Dataset entries

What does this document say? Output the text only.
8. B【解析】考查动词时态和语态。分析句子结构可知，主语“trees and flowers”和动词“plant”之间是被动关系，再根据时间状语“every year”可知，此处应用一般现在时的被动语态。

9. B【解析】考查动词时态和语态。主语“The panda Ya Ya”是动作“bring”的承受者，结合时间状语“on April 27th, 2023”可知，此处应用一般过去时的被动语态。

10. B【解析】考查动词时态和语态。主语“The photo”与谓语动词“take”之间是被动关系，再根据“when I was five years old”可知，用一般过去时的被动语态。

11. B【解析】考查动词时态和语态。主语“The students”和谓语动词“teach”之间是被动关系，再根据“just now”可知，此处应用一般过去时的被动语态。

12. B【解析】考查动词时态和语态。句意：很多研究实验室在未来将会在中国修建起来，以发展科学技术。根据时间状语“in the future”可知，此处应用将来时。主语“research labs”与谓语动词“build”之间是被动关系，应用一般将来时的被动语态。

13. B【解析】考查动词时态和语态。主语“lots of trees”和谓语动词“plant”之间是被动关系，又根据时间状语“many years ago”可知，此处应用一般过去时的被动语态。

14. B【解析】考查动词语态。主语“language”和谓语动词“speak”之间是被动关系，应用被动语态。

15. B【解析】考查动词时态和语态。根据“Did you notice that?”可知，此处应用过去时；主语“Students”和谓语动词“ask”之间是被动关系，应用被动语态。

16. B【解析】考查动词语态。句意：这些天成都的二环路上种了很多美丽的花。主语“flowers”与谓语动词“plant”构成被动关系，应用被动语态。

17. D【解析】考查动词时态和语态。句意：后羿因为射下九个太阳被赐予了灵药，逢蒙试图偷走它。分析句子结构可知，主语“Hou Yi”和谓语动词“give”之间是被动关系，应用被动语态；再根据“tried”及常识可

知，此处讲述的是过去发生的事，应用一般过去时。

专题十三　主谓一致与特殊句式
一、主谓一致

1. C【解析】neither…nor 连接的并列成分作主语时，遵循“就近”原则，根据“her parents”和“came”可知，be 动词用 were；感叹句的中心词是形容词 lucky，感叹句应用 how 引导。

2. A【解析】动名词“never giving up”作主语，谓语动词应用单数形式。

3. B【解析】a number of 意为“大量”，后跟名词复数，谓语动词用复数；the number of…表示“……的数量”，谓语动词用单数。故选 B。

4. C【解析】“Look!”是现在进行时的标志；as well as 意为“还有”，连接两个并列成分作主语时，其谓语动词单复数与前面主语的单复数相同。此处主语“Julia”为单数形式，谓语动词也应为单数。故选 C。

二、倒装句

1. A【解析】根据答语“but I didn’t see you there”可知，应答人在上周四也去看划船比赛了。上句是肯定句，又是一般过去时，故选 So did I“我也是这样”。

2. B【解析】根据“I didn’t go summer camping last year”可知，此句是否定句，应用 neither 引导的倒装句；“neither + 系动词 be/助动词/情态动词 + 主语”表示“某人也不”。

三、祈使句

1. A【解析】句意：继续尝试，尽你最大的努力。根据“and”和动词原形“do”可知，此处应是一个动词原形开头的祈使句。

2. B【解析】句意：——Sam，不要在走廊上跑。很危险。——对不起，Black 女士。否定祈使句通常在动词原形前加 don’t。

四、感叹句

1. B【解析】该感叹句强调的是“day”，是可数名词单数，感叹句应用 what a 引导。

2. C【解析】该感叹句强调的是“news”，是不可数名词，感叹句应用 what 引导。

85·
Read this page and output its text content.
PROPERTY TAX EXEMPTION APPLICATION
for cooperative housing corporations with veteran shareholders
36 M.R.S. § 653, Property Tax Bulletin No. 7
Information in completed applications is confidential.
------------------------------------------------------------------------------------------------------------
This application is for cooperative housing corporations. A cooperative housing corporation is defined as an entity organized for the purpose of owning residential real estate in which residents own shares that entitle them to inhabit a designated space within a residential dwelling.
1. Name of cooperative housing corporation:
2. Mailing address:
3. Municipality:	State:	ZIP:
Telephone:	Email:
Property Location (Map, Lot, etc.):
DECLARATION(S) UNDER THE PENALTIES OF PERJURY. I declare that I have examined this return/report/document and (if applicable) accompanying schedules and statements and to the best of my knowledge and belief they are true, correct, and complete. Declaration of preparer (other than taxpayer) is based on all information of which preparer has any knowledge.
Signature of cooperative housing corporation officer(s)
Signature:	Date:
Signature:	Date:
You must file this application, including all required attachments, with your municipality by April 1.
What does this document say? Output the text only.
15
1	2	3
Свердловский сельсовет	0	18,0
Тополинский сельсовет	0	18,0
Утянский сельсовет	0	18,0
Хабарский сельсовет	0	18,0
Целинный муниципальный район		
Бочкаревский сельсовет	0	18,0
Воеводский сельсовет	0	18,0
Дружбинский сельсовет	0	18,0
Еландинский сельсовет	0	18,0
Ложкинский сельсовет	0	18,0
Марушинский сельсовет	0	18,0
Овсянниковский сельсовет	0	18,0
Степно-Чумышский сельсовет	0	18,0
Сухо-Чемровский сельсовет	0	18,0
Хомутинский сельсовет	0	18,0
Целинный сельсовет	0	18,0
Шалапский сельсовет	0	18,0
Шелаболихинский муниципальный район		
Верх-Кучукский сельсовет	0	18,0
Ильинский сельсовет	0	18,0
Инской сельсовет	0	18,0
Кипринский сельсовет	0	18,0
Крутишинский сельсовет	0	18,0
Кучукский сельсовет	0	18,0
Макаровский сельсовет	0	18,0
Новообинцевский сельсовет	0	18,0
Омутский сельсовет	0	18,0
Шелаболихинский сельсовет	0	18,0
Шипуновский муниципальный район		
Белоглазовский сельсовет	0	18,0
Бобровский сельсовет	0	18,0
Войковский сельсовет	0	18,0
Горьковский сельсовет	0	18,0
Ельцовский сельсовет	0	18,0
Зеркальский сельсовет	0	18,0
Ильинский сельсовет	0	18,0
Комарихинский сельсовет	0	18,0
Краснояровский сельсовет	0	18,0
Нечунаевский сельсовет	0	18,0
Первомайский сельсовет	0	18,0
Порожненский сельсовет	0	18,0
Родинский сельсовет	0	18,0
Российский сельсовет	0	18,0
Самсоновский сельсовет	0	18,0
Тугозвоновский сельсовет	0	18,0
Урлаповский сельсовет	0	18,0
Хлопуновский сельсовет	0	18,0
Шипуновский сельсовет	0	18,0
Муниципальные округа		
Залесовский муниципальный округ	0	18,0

WHAT TO PRODUCE: Transcribe every entry exactly.

SOLUTION FOR THIS EXERCISE:
What does this document say? Output the text only.
8. B【解析】考查动词时态和语态。分析句子结构可知，主语“trees and flowers”和动词“plant”之间是被动关系，再根据时间状语“every year”可知，此处应用一般现在时的被动语态。

9. B【解析】考查动词时态和语态。主语“The panda Ya Ya”是动作“bring”的承受者，结合时间状语“on April 27th, 2023”可知，此处应用一般过去时的被动语态。

10. B【解析】考查动词时态和语态。主语“The photo”与谓语动词“take”之间是被动关系，再根据“when I was five years old”可知，用一般过去时的被动语态。

11. B【解析】考查动词时态和语态。主语“The students”和谓语动词“teach”之间是被动关系，再根据“just now”可知，此处应用一般过去时的被动语态。

12. B【解析】考查动词时态和语态。句意：很多研究实验室在未来将会在中国修建起来，以发展科学技术。根据时间状语“in the future”可知，此处应用将来时。主语“research labs”与谓语动词“build”之间是被动关系，应用一般将来时的被动语态。

13. B【解析】考查动词时态和语态。主语“lots of trees”和谓语动词“plant”之间是被动关系，又根据时间状语“many years ago”可知，此处应用一般过去时的被动语态。

14. B【解析】考查动词语态。主语“language”和谓语动词“speak”之间是被动关系，应用被动语态。

15. B【解析】考查动词时态和语态。根据“Did you notice that?”可知，此处应用过去时；主语“Students”和谓语动词“ask”之间是被动关系，应用被动语态。

16. B【解析】考查动词语态。句意：这些天成都的二环路上种了很多美丽的花。主语“flowers”与谓语动词“plant”构成被动关系，应用被动语态。

17. D【解析】考查动词时态和语态。句意：后羿因为射下九个太阳被赐予了灵药，逢蒙试图偷走它。分析句子结构可知，主语“Hou Yi”和谓语动词“give”之间是被动关系，应用被动语态；再根据“tried”及常识可

知，此处讲述的是过去发生的事，应用一般过去时。

专题十三　主谓一致与特殊句式
一、主谓一致

1. C【解析】neither…nor 连接的并列成分作主语时，遵循“就近”原则，根据“her parents”和“came”可知，be 动词用 were；感叹句的中心词是形容词 lucky，感叹句应用 how 引导。

2. A【解析】动名词“never giving up”作主语，谓语动词应用单数形式。

3. B【解析】a number of 意为“大量”，后跟名词复数，谓语动词用复数；the number of…表示“……的数量”，谓语动词用单数。故选 B。

4. C【解析】“Look!”是现在进行时的标志；as well as 意为“还有”，连接两个并列成分作主语时，其谓语动词单复数与前面主语的单复数相同。此处主语“Julia”为单数形式，谓语动词也应为单数。故选 C。

二、倒装句

1. A【解析】根据答语“but I didn’t see you there”可知，应答人在上周四也去看划船比赛了。上句是肯定句，又是一般过去时，故选 So did I“我也是这样”。

2. B【解析】根据“I didn’t go summer camping last year”可知，此句是否定句，应用 neither 引导的倒装句；“neither + 系动词 be/助动词/情态动词 + 主语”表示“某人也不”。

三、祈使句

1. A【解析】句意：继续尝试，尽你最大的努力。根据“and”和动词原形“do”可知，此处应是一个动词原形开头的祈使句。

2. B【解析】句意：——Sam，不要在走廊上跑。很危险。——对不起，Black 女士。否定祈使句通常在动词原形前加 don’t。

四、感叹句

1. B【解析】该感叹句强调的是“day”，是可数名词单数，感叹句应用 what a 引导。

2. C【解析】该感叹句强调的是“news”，是不可数名词，感叹句应用 what 引导。

85·
Read this page and output its text content.
PROPERTY TAX EXEMPTION APPLICATION
for cooperative housing corporations with veteran shareholders
36 M.R.S. § 653, Property Tax Bulletin No. 7
Information in completed applications is confidential.
------------------------------------------------------------------------------------------------------------
This application is for cooperative housing corporations. A cooperative housing corporation is defined as an entity organized for the purpose of owning residential real estate in which residents own shares that entitle them to inhabit a designated space within a residential dwelling.
1. Name of cooperative housing corporation:
2. Mailing address:
3. Municipality:	State:	ZIP:
Telephone:	Email:
Property Location (Map, Lot, etc.):
DECLARATION(S) UNDER THE PENALTIES OF PERJURY. I declare that I have examined this return/report/document and (if applicable) accompanying schedules and statements and to the best of my knowledge and belief they are true, correct, and complete. Declaration of preparer (other than taxpayer) is based on all information of which preparer has any knowledge.
Signature of cooperative housing corporation officer(s)
Signature:	Date:
Signature:	Date:
You must file this application, including all required attachments, with your municipality by April 1.
What does this document say? Output the text only.
15
1	2	3
Свердловский сельсовет	0	18,0
Тополинский сельсовет	0	18,0
Утянский сельсовет	0	18,0
Хабарский сельсовет	0	18,0
Целинный муниципальный район		
Бочкаревский сельсовет	0	18,0
Воеводский сельсовет	0	18,0
Дружбинский сельсовет	0	18,0
Еландинский сельсовет	0	18,0
Ложкинский сельсовет	0	18,0
Марушинский сельсовет	0	18,0
Овсянниковский сельсовет	0	18,0
Степно-Чумышский сельсовет	0	18,0
Сухо-Чемровский сельсовет	0	18,0
Хомутинский сельсовет	0	18,0
Целинный сельсовет	0	18,0
Шалапский сельсовет	0	18,0
Шелаболихинский муниципальный район		
Верх-Кучукский сельсовет	0	18,0
Ильинский сельсовет	0	18,0
Инской сельсовет	0	18,0
Кипринский сельсовет	0	18,0
Крутишинский сельсовет	0	18,0
Кучукский сельсовет	0	18,0
Макаровский сельсовет	0	18,0
Новообинцевский сельсовет	0	18,0
Омутский сельсовет	0	18,0
Шелаболихинский сельсовет	0	18,0
Шипуновский муниципальный район		
Белоглазовский сельсовет	0	18,0
Бобровский сельсовет	0	18,0
Войковский сельсовет	0	18,0
Горьковский сельсовет	0	18,0
Ельцовский сельсовет	0	18,0
Зеркальский сельсовет	0	18,0
Ильинский сельсовет	0	18,0
Комарихинский сельсовет	0	18,0
Краснояровский сельсовет	0	18,0
Нечунаевский сельсовет	0	18,0
Первомайский сельсовет	0	18,0
Порожненский сельсовет	0	18,0
Родинский сельсовет	0	18,0
Российский сельсовет	0	18,0
Самсоновский сельсовет	0	18,0
Тугозвоновский сельсовет	0	18,0
Урлаповский сельсовет	0	18,0
Хлопуновский сельсовет	0	18,0
Шипуновский сельсовет	0	18,0
Муниципальные округа		
Залесовский муниципальный округ	0	18,0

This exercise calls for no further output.